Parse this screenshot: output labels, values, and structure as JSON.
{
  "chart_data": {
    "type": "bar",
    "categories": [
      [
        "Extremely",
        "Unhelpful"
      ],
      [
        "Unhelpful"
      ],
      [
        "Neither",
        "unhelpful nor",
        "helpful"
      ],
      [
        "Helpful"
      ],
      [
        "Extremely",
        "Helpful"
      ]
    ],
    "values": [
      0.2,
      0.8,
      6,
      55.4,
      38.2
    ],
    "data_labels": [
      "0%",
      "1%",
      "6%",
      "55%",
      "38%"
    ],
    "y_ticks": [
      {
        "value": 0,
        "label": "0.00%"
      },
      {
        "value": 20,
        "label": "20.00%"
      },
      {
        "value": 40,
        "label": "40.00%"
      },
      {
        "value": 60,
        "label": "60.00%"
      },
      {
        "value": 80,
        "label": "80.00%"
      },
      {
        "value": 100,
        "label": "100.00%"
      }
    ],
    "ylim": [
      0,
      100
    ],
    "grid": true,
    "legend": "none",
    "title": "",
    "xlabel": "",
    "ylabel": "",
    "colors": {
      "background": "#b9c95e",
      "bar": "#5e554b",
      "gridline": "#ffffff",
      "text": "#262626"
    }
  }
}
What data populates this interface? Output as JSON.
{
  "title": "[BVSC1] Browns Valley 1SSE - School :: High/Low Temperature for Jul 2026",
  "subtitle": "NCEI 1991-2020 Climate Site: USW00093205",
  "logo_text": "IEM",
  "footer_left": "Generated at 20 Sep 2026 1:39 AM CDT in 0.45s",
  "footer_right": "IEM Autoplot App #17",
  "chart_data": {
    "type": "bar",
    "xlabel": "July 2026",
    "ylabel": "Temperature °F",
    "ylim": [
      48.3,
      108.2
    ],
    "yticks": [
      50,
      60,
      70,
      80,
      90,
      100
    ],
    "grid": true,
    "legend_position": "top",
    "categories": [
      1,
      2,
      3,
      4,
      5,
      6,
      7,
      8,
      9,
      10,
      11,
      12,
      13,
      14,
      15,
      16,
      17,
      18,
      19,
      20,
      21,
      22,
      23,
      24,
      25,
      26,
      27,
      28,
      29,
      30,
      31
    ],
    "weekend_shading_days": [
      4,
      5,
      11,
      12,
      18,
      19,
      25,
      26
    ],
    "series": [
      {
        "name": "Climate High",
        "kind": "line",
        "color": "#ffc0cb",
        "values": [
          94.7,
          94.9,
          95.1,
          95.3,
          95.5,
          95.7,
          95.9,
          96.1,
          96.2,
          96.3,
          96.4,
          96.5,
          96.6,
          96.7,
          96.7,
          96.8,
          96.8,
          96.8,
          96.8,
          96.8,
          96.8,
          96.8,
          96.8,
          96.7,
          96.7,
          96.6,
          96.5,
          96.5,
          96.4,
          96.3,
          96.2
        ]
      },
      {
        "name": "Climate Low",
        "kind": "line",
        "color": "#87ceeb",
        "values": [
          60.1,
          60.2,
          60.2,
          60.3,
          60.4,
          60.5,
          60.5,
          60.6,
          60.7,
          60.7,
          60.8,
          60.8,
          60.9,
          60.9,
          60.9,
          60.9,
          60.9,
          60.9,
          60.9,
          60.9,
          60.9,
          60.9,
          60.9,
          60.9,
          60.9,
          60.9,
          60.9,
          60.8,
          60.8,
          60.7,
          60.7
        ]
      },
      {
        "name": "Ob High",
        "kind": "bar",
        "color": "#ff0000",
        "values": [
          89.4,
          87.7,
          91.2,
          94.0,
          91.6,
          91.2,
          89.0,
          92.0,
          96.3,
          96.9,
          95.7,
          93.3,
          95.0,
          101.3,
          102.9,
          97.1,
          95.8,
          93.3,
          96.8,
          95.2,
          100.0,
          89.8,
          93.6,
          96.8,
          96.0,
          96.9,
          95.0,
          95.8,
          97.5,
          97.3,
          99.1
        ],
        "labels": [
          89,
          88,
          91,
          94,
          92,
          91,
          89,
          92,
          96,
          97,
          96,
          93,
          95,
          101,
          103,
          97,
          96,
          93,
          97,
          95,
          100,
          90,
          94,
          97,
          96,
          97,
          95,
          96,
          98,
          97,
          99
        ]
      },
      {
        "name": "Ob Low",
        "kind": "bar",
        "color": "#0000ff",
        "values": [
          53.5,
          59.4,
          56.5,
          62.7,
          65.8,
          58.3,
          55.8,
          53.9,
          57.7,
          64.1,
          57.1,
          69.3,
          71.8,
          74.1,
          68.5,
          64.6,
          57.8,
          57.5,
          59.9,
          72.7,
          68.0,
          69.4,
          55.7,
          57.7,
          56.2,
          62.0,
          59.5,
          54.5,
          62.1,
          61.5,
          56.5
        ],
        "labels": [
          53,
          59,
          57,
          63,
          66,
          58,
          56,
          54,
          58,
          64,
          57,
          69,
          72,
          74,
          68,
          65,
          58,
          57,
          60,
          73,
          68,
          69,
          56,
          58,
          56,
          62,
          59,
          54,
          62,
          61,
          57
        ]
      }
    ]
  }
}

# [What you need to do]
Keep only the lines that hold the string "Temperature", and copy them out.

# [Correct answer]
  "title": "[BVSC1] Browns Valley 1SSE - School :: High/Low Temperature for Jul 2026",
    "ylabel": "Temperature °F",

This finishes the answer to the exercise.